Leave out the pictures and copy each record below exactly.
^^^^^^^^^^^^^^^^
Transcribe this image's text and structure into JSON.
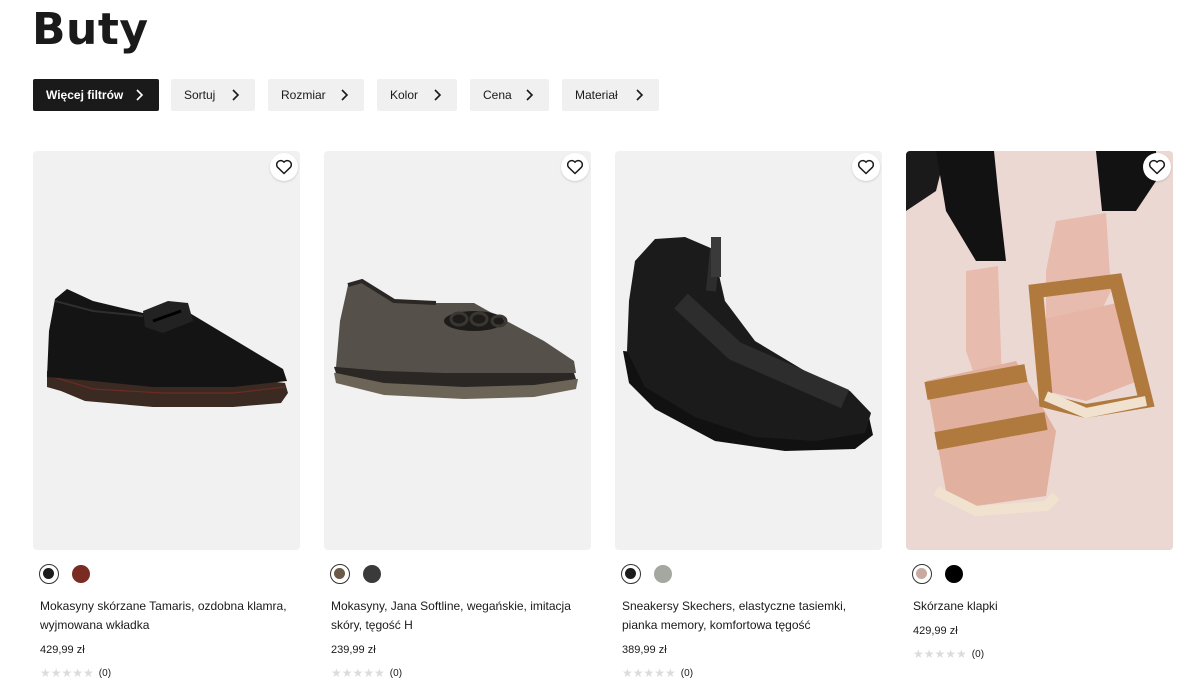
{
  "page": {
    "title": "Buty"
  },
  "filters": [
    {
      "label": "Więcej filtrów"
    },
    {
      "label": "Sortuj"
    },
    {
      "label": "Rozmiar"
    },
    {
      "label": "Kolor"
    },
    {
      "label": "Cena"
    },
    {
      "label": "Materiał"
    }
  ],
  "products": [
    {
      "title": "Mokasyny skórzane Tamaris, ozdobna klamra, wyjmowana wkładka",
      "price": "429,99 zł",
      "rating_count": "(0)",
      "stars": "★★★★★",
      "swatches": [
        {
          "color": "#1c1c1c",
          "selected": true
        },
        {
          "color": "#7a2b22",
          "selected": false
        }
      ]
    },
    {
      "title": "Mokasyny, Jana Softline, wegańskie, imitacja skóry, tęgość H",
      "price": "239,99 zł",
      "rating_count": "(0)",
      "stars": "★★★★★",
      "swatches": [
        {
          "color": "#6b5a48",
          "selected": true
        },
        {
          "color": "#3a3a3a",
          "selected": false
        }
      ]
    },
    {
      "title": "Sneakersy Skechers, elastyczne tasiemki, pianka memory, komfortowa tęgość",
      "price": "389,99 zł",
      "rating_count": "(0)",
      "stars": "★★★★★",
      "swatches": [
        {
          "color": "#1c1c1c",
          "selected": true
        },
        {
          "color": "#a4a8a0",
          "selected": false
        }
      ]
    },
    {
      "title": "Skórzane klapki",
      "price": "429,99 zł",
      "rating_count": "(0)",
      "stars": "★★★★★",
      "swatches": [
        {
          "color": "#c9aaa0",
          "selected": true
        },
        {
          "color": "#000000",
          "selected": false
        }
      ]
    }
  ],
  "icons": {
    "favorite": "heart-icon",
    "chevron": "chevron-right-icon"
  }
}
^^^^^^^^^^^^^^^^
• _Exercise output_:
Transcribe this image's text and structure into JSON.
{
  "page": {
    "title": "Buty"
  },
  "filters": [
    {
      "label": "Więcej filtrów"
    },
    {
      "label": "Sortuj"
    },
    {
      "label": "Rozmiar"
    },
    {
      "label": "Kolor"
    },
    {
      "label": "Cena"
    },
    {
      "label": "Materiał"
    }
  ],
  "products": [
    {
      "title": "Mokasyny skórzane Tamaris, ozdobna klamra, wyjmowana wkładka",
      "price": "429,99 zł",
      "rating_count": "(0)",
      "stars": "★★★★★",
      "swatches": [
        {
          "color": "#1c1c1c",
          "selected": true
        },
        {
          "color": "#7a2b22",
          "selected": false
        }
      ]
    },
    {
      "title": "Mokasyny, Jana Softline, wegańskie, imitacja skóry, tęgość H",
      "price": "239,99 zł",
      "rating_count": "(0)",
      "stars": "★★★★★",
      "swatches": [
        {
          "color": "#6b5a48",
          "selected": true
        },
        {
          "color": "#3a3a3a",
          "selected": false
        }
      ]
    },
    {
      "title": "Sneakersy Skechers, elastyczne tasiemki, pianka memory, komfortowa tęgość",
      "price": "389,99 zł",
      "rating_count": "(0)",
      "stars": "★★★★★",
      "swatches": [
        {
          "color": "#1c1c1c",
          "selected": true
        },
        {
          "color": "#a4a8a0",
          "selected": false
        }
      ]
    },
    {
      "title": "Skórzane klapki",
      "price": "429,99 zł",
      "rating_count": "(0)",
      "stars": "★★★★★",
      "swatches": [
        {
          "color": "#c9aaa0",
          "selected": true
        },
        {
          "color": "#000000",
          "selected": false
        }
      ]
    }
  ],
  "icons": {
    "favorite": "heart-icon",
    "chevron": "chevron-right-icon"
  }
}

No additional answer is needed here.